— Start SUPPLIED DATA —
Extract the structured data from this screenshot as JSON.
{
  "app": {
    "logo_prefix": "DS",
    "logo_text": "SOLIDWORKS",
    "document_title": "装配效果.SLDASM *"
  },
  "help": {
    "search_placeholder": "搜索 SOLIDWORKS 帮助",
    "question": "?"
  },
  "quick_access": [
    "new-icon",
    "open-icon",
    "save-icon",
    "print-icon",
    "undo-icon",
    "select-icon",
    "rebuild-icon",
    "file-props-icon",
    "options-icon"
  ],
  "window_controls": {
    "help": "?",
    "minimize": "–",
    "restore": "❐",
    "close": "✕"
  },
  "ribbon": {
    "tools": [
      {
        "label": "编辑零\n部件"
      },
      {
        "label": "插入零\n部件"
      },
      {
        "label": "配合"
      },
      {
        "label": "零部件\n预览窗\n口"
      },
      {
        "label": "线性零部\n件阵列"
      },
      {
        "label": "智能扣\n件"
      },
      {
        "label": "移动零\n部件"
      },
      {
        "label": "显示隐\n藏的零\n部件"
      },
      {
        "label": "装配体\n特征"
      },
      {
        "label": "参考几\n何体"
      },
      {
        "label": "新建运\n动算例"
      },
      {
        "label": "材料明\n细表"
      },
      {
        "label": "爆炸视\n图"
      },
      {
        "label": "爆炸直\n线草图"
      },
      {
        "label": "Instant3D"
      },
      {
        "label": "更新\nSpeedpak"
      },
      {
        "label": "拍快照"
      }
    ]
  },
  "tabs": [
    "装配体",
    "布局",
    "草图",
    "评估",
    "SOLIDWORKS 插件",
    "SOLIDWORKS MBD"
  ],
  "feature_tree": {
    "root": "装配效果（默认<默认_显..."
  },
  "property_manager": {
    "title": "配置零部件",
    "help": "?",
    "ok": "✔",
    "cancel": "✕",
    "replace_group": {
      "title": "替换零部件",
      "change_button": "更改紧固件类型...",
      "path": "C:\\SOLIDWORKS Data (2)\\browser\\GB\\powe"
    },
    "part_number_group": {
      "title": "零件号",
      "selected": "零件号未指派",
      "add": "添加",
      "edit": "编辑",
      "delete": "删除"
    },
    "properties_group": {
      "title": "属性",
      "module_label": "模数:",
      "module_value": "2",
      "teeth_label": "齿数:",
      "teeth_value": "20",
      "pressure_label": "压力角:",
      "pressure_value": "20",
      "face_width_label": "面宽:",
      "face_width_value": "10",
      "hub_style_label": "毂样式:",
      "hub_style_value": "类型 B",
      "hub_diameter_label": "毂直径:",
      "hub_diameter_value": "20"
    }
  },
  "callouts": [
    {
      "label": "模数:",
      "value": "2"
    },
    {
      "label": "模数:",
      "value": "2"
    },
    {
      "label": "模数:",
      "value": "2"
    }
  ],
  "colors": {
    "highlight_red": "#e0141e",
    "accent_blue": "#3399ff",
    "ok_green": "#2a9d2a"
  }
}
— End SUPPLIED DATA —
Using the data above, reproduce every line exactly.

Extract the structured data from this screenshot as JSON.
{
  "app": {
    "logo_prefix": "DS",
    "logo_text": "SOLIDWORKS",
    "document_title": "装配效果.SLDASM *"
  },
  "help": {
    "search_placeholder": "搜索 SOLIDWORKS 帮助",
    "question": "?"
  },
  "quick_access": [
    "new-icon",
    "open-icon",
    "save-icon",
    "print-icon",
    "undo-icon",
    "select-icon",
    "rebuild-icon",
    "file-props-icon",
    "options-icon"
  ],
  "window_controls": {
    "help": "?",
    "minimize": "–",
    "restore": "❐",
    "close": "✕"
  },
  "ribbon": {
    "tools": [
      {
        "label": "编辑零\n部件"
      },
      {
        "label": "插入零\n部件"
      },
      {
        "label": "配合"
      },
      {
        "label": "零部件\n预览窗\n口"
      },
      {
        "label": "线性零部\n件阵列"
      },
      {
        "label": "智能扣\n件"
      },
      {
        "label": "移动零\n部件"
      },
      {
        "label": "显示隐\n藏的零\n部件"
      },
      {
        "label": "装配体\n特征"
      },
      {
        "label": "参考几\n何体"
      },
      {
        "label": "新建运\n动算例"
      },
      {
        "label": "材料明\n细表"
      },
      {
        "label": "爆炸视\n图"
      },
      {
        "label": "爆炸直\n线草图"
      },
      {
        "label": "Instant3D"
      },
      {
        "label": "更新\nSpeedpak"
      },
      {
        "label": "拍快照"
      }
    ]
  },
  "tabs": [
    "装配体",
    "布局",
    "草图",
    "评估",
    "SOLIDWORKS 插件",
    "SOLIDWORKS MBD"
  ],
  "feature_tree": {
    "root": "装配效果（默认<默认_显..."
  },
  "property_manager": {
    "title": "配置零部件",
    "help": "?",
    "ok": "✔",
    "cancel": "✕",
    "replace_group": {
      "title": "替换零部件",
      "change_button": "更改紧固件类型...",
      "path": "C:\\SOLIDWORKS Data (2)\\browser\\GB\\powe"
    },
    "part_number_group": {
      "title": "零件号",
      "selected": "零件号未指派",
      "add": "添加",
      "edit": "编辑",
      "delete": "删除"
    },
    "properties_group": {
      "title": "属性",
      "module_label": "模数:",
      "module_value": "2",
      "teeth_label": "齿数:",
      "teeth_value": "20",
      "pressure_label": "压力角:",
      "pressure_value": "20",
      "face_width_label": "面宽:",
      "face_width_value": "10",
      "hub_style_label": "毂样式:",
      "hub_style_value": "类型 B",
      "hub_diameter_label": "毂直径:",
      "hub_diameter_value": "20"
    }
  },
  "callouts": [
    {
      "label": "模数:",
      "value": "2"
    },
    {
      "label": "模数:",
      "value": "2"
    },
    {
      "label": "模数:",
      "value": "2"
    }
  ],
  "colors": {
    "highlight_red": "#e0141e",
    "accent_blue": "#3399ff",
    "ok_green": "#2a9d2a"
  }
}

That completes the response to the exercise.